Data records
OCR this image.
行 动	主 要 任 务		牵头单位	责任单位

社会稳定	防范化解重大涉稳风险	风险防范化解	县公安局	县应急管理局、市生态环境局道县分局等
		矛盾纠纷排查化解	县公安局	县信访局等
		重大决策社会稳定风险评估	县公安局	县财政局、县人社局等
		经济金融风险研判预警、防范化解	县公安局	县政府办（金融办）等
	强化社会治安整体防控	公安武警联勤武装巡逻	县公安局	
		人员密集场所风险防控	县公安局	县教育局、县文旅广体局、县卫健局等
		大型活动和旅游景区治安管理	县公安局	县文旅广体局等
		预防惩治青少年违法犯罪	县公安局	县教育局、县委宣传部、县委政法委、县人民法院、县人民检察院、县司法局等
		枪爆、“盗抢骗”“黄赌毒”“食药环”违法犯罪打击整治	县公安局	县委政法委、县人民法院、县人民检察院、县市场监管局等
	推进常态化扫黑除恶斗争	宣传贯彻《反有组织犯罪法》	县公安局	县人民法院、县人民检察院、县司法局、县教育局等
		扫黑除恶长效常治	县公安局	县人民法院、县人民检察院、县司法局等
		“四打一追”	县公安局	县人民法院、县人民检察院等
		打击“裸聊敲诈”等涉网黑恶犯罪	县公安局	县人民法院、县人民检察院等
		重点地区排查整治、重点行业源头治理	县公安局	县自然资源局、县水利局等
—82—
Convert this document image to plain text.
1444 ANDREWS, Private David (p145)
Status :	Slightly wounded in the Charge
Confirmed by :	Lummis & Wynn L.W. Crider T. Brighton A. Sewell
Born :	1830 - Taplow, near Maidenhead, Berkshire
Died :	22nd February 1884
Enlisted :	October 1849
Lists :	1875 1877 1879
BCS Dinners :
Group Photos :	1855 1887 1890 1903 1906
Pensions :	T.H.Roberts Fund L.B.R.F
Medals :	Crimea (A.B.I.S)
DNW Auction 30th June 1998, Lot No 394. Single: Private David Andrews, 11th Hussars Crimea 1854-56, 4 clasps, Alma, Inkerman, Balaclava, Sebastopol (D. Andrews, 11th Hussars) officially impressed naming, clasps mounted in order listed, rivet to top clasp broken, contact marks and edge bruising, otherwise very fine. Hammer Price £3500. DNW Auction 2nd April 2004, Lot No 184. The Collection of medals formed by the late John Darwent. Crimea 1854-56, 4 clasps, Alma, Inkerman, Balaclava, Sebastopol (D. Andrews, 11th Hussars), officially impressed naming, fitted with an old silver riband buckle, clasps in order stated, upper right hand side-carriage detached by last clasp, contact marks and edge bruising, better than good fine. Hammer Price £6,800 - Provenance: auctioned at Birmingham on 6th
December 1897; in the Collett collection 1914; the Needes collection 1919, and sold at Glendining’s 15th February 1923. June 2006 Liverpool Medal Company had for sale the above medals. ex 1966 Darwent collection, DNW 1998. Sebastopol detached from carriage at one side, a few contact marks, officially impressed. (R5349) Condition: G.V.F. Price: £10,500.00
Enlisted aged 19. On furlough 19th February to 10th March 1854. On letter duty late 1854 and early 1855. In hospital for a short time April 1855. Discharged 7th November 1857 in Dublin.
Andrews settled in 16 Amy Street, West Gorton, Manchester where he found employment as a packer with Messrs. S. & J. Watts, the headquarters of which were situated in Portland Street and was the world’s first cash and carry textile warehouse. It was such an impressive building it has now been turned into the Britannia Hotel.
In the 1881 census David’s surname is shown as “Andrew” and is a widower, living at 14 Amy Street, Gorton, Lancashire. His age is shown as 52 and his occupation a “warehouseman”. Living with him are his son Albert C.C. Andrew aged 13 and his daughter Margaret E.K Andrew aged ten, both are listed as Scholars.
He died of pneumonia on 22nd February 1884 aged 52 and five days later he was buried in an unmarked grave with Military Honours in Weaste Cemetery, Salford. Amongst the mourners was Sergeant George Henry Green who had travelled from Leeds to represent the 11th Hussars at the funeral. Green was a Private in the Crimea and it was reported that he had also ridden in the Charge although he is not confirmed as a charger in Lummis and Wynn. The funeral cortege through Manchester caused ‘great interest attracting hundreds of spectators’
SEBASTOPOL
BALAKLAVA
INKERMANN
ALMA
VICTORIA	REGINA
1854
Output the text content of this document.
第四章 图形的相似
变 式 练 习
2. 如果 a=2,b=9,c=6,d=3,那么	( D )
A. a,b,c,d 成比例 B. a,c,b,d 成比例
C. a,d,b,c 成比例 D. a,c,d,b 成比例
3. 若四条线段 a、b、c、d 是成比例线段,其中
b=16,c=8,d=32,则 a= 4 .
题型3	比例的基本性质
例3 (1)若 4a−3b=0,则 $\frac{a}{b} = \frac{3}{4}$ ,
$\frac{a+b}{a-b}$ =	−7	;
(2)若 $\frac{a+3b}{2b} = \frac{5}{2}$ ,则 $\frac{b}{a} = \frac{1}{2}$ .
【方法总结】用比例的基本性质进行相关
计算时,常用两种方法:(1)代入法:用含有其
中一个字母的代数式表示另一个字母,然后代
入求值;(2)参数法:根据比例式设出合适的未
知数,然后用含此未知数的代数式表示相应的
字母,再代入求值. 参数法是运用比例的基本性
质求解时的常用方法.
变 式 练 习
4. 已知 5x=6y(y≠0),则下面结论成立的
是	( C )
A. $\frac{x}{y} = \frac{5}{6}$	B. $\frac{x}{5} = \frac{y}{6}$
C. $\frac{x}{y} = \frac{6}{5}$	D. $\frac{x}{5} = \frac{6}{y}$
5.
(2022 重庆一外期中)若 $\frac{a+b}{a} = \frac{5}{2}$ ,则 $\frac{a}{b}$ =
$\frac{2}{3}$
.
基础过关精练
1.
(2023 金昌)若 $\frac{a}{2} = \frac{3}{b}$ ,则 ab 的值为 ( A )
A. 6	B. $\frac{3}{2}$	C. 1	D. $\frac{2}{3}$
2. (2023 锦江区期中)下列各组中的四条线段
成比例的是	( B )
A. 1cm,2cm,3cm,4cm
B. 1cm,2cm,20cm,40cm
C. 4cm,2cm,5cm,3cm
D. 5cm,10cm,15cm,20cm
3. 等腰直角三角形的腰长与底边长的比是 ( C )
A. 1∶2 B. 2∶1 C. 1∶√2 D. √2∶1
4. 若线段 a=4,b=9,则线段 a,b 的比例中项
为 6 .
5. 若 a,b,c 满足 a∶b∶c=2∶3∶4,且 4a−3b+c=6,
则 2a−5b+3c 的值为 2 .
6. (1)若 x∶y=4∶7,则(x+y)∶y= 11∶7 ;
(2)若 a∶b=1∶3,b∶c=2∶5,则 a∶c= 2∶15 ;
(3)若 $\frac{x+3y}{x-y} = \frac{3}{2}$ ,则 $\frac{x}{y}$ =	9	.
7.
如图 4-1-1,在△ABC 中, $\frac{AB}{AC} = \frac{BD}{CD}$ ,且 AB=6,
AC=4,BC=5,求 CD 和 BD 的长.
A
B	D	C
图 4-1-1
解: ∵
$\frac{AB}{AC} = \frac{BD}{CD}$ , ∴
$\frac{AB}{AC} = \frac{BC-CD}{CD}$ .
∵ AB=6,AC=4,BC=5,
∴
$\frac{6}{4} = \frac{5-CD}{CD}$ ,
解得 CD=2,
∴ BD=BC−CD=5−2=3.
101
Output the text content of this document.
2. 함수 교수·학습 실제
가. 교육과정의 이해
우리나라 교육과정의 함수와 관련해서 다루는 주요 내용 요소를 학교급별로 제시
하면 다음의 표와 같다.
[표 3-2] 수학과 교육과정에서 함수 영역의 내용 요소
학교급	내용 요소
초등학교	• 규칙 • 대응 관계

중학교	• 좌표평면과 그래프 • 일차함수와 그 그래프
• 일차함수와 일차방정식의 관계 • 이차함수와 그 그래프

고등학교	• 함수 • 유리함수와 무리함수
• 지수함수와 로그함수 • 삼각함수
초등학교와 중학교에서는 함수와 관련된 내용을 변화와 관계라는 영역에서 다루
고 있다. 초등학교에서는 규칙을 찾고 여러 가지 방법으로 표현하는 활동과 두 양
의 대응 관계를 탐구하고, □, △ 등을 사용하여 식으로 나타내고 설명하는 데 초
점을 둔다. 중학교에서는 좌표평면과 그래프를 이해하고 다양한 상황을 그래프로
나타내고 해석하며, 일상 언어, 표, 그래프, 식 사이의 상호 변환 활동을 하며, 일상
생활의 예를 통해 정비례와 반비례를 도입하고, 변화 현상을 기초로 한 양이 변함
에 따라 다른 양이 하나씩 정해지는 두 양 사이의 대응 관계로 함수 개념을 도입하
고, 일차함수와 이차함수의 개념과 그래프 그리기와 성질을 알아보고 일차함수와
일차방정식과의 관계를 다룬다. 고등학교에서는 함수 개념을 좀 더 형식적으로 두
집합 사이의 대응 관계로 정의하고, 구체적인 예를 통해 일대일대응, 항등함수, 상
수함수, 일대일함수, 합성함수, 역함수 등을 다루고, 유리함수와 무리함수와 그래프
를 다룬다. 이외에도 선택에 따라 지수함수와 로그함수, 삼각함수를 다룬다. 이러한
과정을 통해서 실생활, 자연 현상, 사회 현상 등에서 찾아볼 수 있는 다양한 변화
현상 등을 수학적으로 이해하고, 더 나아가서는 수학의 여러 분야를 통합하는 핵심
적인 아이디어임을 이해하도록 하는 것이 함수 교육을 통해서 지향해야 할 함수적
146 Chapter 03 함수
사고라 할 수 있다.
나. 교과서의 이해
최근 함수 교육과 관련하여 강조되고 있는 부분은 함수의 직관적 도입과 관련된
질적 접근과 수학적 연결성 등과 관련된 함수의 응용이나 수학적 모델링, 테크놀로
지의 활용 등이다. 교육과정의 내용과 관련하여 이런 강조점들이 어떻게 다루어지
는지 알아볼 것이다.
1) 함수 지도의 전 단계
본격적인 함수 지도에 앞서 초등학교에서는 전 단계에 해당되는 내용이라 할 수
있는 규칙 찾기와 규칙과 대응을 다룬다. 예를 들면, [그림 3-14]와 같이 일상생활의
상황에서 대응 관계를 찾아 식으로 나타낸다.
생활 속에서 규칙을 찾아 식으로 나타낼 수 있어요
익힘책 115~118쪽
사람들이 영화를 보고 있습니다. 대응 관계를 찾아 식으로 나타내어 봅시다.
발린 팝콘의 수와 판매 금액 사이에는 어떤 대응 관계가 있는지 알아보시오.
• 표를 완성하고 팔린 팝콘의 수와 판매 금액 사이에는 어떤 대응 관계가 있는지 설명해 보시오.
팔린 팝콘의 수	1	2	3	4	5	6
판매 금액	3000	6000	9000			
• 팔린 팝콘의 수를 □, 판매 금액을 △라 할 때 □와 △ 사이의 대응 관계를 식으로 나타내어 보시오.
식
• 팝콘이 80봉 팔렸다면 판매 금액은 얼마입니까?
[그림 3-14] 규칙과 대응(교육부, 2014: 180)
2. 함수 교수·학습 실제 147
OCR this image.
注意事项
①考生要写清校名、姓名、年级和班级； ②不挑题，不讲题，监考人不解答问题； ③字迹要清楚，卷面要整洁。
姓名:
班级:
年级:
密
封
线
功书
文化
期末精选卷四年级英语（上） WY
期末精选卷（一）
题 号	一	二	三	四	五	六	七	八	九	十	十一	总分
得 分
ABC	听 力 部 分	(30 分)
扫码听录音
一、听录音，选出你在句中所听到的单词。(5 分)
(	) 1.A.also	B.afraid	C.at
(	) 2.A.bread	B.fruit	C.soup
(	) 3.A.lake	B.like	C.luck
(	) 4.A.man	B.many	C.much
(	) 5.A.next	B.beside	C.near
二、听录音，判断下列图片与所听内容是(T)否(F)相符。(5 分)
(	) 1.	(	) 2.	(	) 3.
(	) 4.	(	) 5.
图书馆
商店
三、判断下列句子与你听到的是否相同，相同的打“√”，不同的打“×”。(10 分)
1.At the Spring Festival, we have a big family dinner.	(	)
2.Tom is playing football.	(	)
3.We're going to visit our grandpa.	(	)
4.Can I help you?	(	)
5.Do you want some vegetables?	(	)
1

** Aim of the task **
Collect the complete line wherever the string "Lummis" appears in the records.

** Complete answer **
Confirmed by :	Lummis & Wynn L.W. Crider T. Brighton A. Sewell
He died of pneumonia on 22nd February 1884 aged 52 and five days later he was buried in an unmarked grave with Military Honours in Weaste Cemetery, Salford. Amongst the mourners was Sergeant George Henry Green who had travelled from Leeds to represent the 11th Hussars at the funeral. Green was a Private in the Crimea and it was reported that he had also ridden in the Charge although he is not confirmed as a charger in Lummis and Wynn. The funeral cortege through Manchester caused ‘great interest attracting hundreds of spectators’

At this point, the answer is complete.